→ **Aim**
Copy the data from its first line through the line containing "paragraph-continuation: sistants. Vers", swapping "page-number" for "folio-number" and leaving everything else unchanged.

→ **Material provided**
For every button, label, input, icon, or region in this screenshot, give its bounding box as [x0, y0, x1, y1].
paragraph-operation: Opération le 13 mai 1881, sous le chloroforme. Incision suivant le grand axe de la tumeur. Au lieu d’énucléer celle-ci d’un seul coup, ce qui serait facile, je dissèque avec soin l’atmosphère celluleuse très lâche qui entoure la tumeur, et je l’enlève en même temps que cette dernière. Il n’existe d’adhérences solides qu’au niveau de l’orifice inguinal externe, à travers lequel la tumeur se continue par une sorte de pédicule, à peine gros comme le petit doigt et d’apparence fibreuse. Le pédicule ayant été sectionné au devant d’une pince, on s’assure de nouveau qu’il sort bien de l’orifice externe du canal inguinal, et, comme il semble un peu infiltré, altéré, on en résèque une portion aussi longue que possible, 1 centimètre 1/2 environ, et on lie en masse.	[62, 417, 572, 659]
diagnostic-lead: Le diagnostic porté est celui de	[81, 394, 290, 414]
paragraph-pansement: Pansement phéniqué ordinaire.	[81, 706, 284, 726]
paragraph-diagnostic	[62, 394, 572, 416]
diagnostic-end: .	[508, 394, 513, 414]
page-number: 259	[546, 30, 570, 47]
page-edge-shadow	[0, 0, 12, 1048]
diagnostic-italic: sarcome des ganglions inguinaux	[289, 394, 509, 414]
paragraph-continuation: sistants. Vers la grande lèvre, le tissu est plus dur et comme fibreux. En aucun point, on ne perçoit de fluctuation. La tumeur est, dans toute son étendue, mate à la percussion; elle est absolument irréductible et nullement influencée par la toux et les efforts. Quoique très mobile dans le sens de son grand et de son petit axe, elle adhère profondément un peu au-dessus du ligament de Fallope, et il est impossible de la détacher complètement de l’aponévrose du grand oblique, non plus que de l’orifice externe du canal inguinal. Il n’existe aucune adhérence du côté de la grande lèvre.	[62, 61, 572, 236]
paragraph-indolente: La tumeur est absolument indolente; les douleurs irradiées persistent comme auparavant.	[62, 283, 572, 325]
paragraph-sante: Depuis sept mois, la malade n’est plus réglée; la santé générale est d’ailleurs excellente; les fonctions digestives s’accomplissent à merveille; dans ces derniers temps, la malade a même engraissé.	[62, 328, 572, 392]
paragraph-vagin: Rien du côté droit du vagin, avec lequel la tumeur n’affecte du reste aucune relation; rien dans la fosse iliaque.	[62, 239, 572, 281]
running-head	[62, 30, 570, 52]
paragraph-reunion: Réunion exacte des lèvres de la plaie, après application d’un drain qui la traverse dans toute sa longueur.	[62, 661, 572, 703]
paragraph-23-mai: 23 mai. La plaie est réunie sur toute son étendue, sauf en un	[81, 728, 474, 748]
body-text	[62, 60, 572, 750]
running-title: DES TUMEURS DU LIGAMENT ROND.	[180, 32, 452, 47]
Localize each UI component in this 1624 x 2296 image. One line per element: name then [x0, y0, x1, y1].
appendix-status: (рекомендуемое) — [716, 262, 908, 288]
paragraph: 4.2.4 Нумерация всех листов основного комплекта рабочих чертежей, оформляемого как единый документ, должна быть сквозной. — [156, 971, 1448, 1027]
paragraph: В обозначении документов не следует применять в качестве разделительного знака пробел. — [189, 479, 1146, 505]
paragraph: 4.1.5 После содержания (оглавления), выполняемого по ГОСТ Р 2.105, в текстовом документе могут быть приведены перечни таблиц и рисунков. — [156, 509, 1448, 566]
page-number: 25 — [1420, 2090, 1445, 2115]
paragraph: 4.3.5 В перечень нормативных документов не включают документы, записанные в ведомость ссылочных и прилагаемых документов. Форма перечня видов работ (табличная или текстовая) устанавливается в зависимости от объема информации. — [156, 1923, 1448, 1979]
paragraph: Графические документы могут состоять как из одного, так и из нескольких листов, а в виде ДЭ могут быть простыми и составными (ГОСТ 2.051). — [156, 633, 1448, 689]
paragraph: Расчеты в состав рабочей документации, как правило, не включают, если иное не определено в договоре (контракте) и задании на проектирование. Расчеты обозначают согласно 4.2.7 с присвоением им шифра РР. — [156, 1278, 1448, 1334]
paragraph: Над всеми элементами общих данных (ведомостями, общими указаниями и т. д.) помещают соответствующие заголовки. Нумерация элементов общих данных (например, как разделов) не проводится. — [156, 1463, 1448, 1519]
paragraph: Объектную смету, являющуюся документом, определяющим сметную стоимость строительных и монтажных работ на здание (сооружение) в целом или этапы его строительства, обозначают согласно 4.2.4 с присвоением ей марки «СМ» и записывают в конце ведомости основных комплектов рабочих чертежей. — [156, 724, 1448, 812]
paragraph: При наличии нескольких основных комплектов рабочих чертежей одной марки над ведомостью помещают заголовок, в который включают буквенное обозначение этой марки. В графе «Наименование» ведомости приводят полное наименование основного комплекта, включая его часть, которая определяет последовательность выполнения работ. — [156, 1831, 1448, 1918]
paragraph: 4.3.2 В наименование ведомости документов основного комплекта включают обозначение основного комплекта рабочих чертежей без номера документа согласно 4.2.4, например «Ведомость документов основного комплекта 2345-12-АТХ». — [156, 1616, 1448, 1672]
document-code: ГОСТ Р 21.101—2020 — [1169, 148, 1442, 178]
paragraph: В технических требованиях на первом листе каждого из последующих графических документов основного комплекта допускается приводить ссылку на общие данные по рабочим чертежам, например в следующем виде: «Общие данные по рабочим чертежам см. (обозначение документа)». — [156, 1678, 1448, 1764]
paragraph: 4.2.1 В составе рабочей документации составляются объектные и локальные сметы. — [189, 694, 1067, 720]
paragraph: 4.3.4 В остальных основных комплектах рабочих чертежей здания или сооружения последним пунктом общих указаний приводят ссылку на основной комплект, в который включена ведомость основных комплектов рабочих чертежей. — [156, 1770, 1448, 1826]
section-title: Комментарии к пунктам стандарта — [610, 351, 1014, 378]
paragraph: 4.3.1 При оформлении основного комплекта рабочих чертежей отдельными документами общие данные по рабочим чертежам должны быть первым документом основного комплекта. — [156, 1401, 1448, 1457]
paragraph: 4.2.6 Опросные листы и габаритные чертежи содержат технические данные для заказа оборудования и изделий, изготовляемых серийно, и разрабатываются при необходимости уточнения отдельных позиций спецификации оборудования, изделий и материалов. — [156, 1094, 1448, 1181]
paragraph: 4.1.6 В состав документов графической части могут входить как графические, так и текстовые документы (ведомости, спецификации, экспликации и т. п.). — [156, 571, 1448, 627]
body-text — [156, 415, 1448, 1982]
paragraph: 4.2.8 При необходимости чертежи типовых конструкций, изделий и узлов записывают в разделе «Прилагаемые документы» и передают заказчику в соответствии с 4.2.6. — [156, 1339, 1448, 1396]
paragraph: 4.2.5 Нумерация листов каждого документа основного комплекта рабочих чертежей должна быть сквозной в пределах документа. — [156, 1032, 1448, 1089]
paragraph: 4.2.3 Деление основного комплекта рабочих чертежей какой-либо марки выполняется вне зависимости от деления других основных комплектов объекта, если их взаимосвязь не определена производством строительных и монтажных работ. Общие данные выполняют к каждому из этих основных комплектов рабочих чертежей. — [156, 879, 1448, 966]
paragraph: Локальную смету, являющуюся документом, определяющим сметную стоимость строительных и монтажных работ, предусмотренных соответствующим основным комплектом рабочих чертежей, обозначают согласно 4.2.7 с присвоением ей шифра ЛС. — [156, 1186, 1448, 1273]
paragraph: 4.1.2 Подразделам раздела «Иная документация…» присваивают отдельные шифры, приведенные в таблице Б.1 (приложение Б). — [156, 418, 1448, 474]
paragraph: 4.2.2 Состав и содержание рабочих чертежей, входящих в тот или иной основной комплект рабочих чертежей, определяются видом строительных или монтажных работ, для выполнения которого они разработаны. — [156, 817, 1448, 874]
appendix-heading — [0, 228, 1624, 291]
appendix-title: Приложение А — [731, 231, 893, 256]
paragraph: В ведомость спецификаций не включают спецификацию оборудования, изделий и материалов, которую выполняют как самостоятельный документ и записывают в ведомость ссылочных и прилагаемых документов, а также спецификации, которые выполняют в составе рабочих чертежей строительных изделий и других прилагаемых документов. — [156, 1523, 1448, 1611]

→ **Complete answer**
For every button, label, input, icon, or region in this screenshot, give its bounding box as [x0, y0, x1, y1].
paragraph-operation: Opération le 13 mai 1881, sous le chloroforme. Incision suivant le grand axe de la tumeur. Au lieu d’énucléer celle-ci d’un seul coup, ce qui serait facile, je dissèque avec soin l’atmosphère celluleuse très lâche qui entoure la tumeur, et je l’enlève en même temps que cette dernière. Il n’existe d’adhérences solides qu’au niveau de l’orifice inguinal externe, à travers lequel la tumeur se continue par une sorte de pédicule, à peine gros comme le petit doigt et d’apparence fibreuse. Le pédicule ayant été sectionné au devant d’une pince, on s’assure de nouveau qu’il sort bien de l’orifice externe du canal inguinal, et, comme il semble un peu infiltré, altéré, on en résèque une portion aussi longue que possible, 1 centimètre 1/2 environ, et on lie en masse.	[62, 417, 572, 659]
diagnostic-lead: Le diagnostic porté est celui de	[81, 394, 290, 414]
paragraph-pansement: Pansement phéniqué ordinaire.	[81, 706, 284, 726]
paragraph-diagnostic	[62, 394, 572, 416]
diagnostic-end: .	[508, 394, 513, 414]
folio-number: 259	[546, 30, 570, 47]
page-edge-shadow	[0, 0, 12, 1048]
diagnostic-italic: sarcome des ganglions inguinaux	[289, 394, 509, 414]
paragraph-continuation: sistants. Vers la grande lèvre, le tissu est plus dur et comme fibreux. En aucun point, on ne perçoit de fluctuation. La tumeur est, dans toute son étendue, mate à la percussion; elle est absolument irréductible et nullement influencée par la toux et les efforts. Quoique très mobile dans le sens de son grand et de son petit axe, elle adhère profondément un peu au-dessus du ligament de Fallope, et il est impossible de la détacher complètement de l’aponévrose du grand oblique, non plus que de l’orifice externe du canal inguinal. Il n’existe aucune adhérence du côté de la grande lèvre.	[62, 61, 572, 236]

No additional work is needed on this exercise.